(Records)

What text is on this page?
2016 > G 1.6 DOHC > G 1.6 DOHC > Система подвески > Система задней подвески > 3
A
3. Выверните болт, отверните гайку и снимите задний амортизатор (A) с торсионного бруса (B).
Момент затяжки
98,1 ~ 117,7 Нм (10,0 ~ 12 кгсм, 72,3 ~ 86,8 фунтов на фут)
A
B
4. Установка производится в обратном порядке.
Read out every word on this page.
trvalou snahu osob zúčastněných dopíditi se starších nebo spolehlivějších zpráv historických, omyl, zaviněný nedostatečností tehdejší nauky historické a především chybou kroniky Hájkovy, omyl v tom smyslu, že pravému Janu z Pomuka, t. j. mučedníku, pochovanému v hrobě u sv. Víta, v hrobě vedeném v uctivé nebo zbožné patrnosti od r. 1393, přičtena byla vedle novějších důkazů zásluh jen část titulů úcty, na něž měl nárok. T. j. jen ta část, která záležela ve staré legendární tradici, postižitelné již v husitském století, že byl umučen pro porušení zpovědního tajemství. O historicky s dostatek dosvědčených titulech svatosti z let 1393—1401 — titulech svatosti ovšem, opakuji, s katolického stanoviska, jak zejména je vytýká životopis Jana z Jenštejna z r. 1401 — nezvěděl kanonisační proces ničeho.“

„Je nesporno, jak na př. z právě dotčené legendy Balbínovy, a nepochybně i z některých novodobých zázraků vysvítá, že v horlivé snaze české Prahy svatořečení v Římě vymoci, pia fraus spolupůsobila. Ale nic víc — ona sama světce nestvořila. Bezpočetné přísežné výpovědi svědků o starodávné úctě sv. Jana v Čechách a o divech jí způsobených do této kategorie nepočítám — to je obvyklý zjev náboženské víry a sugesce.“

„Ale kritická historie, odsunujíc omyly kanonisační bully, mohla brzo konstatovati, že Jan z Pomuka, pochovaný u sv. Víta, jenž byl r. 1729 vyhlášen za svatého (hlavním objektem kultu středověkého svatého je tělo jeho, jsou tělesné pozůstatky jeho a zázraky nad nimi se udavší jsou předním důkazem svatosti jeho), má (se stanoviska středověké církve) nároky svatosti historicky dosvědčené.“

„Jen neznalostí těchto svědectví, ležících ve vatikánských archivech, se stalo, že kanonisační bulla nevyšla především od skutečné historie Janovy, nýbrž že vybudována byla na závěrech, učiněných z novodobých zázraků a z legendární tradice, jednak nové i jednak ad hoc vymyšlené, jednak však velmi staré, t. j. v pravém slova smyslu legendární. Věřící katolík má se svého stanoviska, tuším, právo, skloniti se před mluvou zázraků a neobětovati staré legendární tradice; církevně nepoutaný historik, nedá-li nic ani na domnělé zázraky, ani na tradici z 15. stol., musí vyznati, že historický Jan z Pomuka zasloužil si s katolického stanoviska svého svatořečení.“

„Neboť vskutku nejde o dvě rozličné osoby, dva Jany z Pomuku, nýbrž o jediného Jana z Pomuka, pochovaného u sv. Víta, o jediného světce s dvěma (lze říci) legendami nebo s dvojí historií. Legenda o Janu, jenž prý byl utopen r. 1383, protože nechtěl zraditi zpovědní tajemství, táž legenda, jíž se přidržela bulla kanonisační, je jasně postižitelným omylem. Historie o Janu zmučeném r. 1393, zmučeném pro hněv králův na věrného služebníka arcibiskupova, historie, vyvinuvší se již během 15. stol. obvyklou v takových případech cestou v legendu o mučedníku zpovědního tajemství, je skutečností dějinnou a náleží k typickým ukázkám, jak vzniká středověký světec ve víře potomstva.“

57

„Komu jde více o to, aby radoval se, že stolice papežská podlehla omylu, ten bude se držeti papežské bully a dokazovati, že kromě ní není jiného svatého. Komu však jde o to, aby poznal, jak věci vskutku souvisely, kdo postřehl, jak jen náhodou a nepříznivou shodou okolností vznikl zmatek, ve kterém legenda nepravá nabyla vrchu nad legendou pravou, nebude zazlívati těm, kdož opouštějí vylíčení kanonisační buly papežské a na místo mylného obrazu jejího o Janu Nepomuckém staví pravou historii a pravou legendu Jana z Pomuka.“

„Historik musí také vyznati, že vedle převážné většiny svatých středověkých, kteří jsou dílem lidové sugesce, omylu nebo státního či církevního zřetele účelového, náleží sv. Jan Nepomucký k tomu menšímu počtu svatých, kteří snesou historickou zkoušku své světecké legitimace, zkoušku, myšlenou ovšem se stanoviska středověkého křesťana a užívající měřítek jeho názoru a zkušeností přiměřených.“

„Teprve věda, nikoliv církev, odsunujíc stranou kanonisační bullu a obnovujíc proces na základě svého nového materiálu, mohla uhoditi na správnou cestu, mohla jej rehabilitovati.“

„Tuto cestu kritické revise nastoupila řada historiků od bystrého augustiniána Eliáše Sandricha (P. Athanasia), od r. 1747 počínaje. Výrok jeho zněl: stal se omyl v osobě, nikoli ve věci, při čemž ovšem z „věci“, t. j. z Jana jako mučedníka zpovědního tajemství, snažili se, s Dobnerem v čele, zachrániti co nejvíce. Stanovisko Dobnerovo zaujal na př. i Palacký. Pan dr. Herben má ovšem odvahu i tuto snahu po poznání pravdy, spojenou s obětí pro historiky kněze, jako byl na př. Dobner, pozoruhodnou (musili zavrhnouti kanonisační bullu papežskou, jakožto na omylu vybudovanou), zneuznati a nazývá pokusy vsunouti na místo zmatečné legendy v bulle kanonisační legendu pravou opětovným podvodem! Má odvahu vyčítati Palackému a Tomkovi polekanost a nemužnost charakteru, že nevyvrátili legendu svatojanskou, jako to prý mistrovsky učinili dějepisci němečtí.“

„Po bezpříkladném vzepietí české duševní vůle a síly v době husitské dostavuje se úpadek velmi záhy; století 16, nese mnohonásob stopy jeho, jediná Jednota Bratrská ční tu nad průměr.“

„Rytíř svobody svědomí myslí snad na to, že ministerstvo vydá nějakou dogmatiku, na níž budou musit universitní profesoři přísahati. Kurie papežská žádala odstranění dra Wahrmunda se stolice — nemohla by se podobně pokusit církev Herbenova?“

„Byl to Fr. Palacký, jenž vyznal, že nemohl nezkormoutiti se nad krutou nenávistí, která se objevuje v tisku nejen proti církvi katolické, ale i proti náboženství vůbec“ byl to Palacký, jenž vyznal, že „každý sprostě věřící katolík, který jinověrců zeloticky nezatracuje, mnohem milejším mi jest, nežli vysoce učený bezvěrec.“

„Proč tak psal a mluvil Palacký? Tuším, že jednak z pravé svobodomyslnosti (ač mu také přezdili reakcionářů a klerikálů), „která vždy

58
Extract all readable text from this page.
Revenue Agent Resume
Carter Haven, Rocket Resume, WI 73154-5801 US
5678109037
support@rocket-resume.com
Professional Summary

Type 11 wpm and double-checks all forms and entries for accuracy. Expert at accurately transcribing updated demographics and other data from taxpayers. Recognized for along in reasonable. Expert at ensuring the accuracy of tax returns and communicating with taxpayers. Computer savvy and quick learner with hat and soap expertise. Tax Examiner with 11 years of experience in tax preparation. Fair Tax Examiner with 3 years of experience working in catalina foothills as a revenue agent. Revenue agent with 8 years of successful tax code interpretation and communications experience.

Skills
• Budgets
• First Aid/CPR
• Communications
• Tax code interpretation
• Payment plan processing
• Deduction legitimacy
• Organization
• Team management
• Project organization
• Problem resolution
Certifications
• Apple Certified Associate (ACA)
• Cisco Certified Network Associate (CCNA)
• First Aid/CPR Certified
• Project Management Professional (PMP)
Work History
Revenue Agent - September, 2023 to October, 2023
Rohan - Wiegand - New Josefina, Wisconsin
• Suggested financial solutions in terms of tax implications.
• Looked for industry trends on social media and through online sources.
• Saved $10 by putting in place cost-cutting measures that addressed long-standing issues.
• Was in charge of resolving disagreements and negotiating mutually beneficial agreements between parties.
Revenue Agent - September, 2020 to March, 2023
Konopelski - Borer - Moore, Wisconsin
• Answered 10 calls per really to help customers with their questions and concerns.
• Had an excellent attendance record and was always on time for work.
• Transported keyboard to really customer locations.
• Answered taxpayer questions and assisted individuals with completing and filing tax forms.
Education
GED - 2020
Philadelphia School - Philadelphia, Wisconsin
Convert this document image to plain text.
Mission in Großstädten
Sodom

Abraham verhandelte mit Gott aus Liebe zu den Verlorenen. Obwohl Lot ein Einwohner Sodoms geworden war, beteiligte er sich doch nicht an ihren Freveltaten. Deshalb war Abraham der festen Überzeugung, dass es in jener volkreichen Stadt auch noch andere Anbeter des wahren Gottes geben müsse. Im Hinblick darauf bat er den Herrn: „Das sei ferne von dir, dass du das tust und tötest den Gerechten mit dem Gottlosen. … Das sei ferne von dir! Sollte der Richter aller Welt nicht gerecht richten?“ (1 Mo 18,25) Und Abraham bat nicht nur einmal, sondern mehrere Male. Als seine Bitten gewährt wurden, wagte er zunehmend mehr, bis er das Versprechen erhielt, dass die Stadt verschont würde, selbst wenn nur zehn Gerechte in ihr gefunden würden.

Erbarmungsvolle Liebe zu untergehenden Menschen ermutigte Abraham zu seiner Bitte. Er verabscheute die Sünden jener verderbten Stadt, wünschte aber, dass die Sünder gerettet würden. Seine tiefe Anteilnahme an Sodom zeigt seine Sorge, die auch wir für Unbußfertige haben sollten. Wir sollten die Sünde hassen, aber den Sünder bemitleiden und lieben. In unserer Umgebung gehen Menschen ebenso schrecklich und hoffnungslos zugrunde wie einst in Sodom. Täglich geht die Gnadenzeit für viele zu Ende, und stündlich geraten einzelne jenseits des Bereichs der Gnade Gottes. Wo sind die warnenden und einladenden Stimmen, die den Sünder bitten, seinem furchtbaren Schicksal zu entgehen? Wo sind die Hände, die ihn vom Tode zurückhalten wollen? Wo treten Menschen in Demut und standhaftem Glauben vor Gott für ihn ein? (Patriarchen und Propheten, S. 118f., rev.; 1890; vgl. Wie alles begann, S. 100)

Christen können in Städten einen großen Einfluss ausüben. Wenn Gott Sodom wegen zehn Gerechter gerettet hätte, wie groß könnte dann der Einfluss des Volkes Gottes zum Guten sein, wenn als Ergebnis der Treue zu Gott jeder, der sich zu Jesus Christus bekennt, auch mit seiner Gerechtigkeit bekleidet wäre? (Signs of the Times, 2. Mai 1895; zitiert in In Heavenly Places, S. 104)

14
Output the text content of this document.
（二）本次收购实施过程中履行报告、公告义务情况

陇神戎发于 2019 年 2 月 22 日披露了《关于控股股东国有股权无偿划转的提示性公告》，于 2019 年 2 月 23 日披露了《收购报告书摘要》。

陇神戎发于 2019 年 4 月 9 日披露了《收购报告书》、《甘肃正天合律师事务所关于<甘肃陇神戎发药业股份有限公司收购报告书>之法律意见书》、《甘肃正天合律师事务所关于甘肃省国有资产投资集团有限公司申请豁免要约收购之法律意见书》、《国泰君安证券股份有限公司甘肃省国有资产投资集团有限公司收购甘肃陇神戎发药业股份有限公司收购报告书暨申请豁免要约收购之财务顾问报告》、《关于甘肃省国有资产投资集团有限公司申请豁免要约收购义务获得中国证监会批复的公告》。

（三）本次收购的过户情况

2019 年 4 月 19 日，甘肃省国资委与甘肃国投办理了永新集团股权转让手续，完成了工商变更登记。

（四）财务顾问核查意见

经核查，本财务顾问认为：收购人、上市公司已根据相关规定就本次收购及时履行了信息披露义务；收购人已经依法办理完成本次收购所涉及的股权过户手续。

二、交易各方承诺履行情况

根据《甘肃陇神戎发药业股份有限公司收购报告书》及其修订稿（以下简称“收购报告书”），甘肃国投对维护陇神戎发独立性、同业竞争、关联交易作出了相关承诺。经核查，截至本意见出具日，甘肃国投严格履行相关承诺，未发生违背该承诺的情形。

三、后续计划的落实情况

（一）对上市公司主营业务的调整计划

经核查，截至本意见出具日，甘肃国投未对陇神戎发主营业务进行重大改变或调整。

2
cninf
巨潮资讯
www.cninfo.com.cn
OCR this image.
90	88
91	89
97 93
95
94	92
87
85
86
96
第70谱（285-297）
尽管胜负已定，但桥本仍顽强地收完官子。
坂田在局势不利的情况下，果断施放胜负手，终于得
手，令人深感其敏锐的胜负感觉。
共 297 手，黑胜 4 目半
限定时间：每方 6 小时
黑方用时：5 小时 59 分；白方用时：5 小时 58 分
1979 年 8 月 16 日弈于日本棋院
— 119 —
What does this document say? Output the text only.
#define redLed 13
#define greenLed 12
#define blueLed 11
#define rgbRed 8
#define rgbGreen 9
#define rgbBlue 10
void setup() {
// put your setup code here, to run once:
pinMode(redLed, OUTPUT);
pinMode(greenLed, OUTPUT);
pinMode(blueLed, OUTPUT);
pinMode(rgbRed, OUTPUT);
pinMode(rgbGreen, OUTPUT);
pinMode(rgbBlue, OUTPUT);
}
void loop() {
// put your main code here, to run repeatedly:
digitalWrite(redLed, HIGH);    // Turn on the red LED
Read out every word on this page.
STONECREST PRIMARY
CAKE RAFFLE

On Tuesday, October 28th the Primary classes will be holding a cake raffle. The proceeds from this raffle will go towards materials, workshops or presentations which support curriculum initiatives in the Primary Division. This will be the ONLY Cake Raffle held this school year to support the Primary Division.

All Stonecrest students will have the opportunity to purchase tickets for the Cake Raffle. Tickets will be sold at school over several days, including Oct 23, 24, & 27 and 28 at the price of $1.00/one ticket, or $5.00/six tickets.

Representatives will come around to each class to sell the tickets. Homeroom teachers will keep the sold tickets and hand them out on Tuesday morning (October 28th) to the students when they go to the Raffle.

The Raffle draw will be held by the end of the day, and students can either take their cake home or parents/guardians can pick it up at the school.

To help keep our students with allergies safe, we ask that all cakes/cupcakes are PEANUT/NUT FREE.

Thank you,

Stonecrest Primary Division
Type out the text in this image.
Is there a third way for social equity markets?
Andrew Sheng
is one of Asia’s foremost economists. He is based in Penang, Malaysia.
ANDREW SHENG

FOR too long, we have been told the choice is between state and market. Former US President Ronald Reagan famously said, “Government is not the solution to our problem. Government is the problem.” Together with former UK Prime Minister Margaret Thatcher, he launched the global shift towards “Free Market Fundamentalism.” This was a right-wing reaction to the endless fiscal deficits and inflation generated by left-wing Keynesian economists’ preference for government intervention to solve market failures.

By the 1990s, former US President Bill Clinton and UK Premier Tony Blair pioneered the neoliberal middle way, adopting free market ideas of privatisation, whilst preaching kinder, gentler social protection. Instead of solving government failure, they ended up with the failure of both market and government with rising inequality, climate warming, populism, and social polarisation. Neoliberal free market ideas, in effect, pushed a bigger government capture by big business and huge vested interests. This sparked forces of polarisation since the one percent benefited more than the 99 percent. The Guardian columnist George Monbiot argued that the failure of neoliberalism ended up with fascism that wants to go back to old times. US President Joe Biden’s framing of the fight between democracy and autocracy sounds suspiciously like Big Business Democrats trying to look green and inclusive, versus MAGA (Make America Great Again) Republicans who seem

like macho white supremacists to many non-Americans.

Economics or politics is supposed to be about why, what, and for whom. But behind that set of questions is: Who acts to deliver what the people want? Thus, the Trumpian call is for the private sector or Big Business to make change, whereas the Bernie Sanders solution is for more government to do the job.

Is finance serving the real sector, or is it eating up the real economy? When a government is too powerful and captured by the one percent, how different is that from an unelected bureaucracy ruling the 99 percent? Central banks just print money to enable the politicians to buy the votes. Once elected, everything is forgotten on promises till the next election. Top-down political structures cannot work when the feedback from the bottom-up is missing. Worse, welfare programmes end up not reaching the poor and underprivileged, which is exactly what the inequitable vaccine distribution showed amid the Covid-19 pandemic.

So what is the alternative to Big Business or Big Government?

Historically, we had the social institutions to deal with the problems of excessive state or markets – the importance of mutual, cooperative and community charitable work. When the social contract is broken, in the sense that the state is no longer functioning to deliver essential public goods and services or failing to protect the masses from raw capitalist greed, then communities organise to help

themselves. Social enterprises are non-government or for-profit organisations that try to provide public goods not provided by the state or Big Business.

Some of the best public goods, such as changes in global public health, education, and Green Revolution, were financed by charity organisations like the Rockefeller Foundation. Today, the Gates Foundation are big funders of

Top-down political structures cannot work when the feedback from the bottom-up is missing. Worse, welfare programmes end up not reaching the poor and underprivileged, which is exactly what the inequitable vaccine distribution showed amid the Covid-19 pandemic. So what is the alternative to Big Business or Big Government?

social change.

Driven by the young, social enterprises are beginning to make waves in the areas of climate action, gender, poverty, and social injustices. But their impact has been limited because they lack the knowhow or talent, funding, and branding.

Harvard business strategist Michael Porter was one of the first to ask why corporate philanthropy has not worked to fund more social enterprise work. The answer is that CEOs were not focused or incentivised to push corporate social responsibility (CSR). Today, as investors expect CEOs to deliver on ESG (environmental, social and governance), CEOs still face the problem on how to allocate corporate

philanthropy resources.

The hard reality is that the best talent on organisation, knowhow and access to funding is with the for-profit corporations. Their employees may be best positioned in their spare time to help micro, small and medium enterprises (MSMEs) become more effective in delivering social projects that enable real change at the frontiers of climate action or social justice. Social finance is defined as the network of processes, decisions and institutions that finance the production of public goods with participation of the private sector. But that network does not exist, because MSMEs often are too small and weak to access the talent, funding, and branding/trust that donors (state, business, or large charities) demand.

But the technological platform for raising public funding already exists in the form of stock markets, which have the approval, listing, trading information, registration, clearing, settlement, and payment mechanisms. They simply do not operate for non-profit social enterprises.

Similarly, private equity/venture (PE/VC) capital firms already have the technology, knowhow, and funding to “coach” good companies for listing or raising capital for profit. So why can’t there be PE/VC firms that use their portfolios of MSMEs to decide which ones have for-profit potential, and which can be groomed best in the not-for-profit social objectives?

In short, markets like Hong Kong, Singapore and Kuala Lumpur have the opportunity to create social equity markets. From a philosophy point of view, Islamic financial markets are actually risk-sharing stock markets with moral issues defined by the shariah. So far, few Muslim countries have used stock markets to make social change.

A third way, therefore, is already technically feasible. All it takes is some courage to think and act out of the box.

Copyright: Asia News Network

SET PROBLEM ->
Pull out all lines from the entries above in which the word "také" appears.

RESULT FOR THIS EXERCISE ->
„Historik musí také vyznati, že vedle převážné většiny svatých středověkých, kteří jsou dílem lidové sugesce, omylu nebo státního či církevního zřetele účelového, náleží sv. Jan Nepomucký k tomu menšímu počtu svatých, kteří snesou historickou zkoušku své světecké legitimace, zkoušku, myšlenou ovšem se stanoviska středověkého křesťana a užívající měřítek jeho názoru a zkušeností přiměřených.“
„Proč tak psal a mluvil Palacký? Tuším, že jednak z pravé svobodomyslnosti (ač mu také přezdili reakcionářů a klerikálů), „která vždy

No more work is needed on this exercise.